• **Exercise directions**
Go through the material below and count the lines with the string "expressed"; the number is the whole answer.

§ §

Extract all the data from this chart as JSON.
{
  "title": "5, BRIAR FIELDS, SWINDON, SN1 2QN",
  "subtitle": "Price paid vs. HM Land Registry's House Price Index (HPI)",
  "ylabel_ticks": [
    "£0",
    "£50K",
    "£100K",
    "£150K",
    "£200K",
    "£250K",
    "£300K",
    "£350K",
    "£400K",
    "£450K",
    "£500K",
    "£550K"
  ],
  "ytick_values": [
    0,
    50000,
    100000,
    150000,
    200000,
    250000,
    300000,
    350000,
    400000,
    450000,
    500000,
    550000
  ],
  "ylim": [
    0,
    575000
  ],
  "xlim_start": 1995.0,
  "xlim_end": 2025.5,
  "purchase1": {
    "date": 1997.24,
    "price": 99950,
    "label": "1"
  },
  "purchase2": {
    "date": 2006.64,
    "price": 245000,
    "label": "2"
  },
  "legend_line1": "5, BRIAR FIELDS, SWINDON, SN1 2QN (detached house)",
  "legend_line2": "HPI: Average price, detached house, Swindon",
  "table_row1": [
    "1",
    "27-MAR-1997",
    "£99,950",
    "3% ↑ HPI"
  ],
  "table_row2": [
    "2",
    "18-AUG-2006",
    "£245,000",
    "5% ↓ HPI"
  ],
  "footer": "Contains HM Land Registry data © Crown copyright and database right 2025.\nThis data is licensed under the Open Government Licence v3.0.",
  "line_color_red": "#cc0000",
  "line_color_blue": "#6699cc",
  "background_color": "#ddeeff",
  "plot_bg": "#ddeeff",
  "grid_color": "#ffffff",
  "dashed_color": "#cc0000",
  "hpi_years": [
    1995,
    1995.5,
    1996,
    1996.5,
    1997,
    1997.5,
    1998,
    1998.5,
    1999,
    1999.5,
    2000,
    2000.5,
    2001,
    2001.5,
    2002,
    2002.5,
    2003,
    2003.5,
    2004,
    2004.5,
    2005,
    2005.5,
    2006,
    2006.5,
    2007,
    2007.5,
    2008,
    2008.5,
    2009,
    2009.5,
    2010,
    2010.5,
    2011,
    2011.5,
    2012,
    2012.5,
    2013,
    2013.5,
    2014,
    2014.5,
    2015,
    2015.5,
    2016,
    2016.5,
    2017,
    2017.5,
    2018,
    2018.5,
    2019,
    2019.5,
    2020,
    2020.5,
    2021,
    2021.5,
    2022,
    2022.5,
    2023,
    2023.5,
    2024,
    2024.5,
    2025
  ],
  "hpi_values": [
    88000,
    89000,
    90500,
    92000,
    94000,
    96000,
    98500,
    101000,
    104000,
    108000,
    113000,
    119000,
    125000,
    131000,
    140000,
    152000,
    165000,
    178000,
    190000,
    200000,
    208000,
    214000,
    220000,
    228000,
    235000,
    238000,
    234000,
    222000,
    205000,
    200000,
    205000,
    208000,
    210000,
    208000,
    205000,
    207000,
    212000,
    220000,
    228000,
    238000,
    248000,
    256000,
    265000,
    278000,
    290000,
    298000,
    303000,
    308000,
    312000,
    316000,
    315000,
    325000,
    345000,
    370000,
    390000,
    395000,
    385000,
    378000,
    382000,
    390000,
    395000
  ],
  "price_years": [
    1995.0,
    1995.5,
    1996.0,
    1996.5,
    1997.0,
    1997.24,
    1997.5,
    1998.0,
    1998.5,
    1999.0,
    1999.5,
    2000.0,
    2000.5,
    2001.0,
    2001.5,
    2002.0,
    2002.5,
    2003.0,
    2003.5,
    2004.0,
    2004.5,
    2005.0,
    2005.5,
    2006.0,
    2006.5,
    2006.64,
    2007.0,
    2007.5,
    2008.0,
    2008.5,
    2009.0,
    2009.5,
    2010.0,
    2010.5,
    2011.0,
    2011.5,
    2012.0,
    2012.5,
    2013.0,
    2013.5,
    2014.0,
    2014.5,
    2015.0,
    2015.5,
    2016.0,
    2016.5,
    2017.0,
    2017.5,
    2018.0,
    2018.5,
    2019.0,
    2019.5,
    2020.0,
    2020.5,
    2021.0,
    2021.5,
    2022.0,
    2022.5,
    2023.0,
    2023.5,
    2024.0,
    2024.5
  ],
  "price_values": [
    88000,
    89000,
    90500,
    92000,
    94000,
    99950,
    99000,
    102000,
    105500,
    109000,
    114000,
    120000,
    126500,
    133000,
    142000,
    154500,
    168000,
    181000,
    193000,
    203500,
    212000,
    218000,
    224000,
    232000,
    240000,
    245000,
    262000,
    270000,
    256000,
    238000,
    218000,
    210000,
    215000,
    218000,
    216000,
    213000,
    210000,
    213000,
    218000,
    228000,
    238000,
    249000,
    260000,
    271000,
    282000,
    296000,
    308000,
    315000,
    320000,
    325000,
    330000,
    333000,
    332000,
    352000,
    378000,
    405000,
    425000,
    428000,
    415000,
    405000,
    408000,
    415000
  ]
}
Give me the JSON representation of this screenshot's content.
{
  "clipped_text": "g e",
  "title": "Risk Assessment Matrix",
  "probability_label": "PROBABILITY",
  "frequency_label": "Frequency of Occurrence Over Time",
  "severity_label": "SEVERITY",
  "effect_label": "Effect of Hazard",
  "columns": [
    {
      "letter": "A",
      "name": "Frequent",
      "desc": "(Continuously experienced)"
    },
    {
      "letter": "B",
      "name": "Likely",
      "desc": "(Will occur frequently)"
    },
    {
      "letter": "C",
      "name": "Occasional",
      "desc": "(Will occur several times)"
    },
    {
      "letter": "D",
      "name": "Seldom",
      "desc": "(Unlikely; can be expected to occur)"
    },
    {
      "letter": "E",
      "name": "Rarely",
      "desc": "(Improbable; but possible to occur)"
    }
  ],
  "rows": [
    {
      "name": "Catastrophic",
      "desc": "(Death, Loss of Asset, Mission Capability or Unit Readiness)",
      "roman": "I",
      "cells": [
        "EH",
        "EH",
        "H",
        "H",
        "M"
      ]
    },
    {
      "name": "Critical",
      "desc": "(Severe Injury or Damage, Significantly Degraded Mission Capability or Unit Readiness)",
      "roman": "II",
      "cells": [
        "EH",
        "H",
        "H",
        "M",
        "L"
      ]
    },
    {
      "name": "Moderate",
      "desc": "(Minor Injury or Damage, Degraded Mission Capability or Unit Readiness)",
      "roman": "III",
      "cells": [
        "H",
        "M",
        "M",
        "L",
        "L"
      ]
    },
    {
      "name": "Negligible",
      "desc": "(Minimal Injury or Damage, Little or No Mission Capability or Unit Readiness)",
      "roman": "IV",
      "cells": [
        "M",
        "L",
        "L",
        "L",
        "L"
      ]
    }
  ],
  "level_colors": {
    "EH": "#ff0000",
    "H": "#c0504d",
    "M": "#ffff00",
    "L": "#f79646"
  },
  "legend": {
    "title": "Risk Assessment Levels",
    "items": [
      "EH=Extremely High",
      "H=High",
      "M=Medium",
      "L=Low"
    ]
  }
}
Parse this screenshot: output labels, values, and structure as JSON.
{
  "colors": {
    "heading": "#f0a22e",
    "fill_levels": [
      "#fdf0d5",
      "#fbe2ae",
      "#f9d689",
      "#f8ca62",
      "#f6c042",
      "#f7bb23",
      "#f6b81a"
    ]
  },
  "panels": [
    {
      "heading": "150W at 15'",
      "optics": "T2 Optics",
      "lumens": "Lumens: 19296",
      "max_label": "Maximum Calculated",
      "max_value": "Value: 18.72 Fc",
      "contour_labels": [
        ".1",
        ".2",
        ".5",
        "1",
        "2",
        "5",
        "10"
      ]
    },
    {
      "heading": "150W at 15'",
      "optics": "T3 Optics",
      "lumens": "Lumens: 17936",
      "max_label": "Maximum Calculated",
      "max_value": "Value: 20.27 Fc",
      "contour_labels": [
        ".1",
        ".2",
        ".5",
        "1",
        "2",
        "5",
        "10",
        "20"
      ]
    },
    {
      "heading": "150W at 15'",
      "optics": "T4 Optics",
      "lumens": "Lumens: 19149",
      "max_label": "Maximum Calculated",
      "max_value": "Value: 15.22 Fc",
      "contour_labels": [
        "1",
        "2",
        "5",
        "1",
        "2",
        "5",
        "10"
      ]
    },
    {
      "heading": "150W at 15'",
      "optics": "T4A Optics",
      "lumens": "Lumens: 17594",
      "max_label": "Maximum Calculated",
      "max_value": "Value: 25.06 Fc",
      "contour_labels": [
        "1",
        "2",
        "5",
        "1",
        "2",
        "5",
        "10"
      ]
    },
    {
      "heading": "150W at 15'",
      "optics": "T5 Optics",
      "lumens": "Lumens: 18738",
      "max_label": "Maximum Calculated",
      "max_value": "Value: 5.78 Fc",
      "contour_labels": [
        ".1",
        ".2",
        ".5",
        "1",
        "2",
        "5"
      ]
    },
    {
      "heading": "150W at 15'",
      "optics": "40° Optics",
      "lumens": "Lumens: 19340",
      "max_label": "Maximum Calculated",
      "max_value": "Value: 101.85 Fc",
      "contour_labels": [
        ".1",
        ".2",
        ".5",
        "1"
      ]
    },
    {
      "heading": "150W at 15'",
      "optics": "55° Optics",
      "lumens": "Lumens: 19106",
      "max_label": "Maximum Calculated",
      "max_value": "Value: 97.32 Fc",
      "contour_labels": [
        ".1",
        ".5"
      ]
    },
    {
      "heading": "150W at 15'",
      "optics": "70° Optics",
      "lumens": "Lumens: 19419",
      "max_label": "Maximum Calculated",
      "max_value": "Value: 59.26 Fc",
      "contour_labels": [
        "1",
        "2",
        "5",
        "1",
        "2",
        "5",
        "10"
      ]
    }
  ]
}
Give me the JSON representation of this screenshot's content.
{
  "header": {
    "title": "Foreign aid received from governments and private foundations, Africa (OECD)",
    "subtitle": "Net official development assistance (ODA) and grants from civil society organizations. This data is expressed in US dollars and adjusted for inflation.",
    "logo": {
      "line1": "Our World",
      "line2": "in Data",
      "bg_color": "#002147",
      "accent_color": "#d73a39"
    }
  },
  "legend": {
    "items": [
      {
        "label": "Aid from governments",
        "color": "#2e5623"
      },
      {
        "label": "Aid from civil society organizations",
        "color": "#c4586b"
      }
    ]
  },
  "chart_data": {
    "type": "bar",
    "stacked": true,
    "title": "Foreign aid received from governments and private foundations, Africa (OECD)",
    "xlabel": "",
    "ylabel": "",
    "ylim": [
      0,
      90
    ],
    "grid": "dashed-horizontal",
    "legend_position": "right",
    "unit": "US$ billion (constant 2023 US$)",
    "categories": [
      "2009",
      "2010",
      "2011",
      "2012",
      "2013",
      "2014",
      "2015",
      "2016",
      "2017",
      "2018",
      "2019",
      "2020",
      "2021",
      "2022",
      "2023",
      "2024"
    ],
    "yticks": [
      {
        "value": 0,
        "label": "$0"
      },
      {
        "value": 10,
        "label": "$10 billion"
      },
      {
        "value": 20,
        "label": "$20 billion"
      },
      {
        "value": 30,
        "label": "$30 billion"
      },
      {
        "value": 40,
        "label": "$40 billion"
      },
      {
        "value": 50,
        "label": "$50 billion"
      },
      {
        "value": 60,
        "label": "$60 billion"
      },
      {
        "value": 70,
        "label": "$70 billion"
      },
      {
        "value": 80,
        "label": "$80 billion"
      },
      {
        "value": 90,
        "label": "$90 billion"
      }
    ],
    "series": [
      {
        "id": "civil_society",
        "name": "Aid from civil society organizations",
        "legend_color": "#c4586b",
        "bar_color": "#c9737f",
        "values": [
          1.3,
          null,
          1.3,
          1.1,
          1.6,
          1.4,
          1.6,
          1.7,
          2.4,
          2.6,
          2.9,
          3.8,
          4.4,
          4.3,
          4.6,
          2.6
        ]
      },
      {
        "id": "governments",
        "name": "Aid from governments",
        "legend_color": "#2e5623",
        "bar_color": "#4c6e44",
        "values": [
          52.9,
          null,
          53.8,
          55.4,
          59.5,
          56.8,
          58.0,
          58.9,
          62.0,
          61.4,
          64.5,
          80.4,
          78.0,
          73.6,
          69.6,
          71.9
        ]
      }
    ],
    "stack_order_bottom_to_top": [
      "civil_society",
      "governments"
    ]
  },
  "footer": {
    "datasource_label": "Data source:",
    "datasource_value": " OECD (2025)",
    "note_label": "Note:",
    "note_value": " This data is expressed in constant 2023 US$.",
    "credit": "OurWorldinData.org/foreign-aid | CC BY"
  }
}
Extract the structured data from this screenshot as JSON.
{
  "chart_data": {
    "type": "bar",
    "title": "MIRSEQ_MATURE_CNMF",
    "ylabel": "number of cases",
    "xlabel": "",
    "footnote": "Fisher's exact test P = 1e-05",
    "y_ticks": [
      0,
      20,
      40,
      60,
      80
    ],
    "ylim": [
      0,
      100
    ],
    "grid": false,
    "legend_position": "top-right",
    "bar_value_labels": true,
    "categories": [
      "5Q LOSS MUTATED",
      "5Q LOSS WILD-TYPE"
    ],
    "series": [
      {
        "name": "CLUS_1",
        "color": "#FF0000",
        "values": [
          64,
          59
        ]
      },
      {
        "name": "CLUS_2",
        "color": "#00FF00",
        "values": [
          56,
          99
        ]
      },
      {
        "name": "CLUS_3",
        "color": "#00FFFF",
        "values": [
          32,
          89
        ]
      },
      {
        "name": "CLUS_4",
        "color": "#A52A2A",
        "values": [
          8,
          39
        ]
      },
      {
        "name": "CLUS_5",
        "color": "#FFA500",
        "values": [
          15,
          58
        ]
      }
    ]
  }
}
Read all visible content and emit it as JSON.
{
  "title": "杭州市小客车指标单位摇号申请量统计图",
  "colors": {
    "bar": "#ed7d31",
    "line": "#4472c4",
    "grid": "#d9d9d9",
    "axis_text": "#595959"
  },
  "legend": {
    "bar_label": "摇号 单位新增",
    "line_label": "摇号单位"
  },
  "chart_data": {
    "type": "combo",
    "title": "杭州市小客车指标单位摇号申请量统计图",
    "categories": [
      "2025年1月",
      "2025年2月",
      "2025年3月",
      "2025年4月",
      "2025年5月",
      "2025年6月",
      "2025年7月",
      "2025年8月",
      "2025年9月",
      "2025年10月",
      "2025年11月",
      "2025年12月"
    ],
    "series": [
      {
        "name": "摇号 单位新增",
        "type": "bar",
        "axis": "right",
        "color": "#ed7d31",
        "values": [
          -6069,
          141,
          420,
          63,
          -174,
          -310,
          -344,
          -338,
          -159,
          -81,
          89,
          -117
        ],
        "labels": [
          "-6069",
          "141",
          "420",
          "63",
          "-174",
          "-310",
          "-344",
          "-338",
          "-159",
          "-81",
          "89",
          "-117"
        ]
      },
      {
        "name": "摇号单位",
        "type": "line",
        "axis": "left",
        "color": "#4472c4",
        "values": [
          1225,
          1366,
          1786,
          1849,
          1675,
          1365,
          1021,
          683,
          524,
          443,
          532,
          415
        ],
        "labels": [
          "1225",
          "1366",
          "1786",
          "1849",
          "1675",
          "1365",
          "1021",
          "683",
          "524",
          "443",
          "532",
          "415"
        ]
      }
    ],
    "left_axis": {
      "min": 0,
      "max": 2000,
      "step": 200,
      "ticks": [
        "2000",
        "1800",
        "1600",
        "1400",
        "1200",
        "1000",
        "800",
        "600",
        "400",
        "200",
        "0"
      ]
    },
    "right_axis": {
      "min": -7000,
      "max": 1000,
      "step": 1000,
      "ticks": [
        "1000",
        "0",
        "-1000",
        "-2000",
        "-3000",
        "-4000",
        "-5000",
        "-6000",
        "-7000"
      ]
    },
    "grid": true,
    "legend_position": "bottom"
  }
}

§ §

• **Reply to the exercise**
2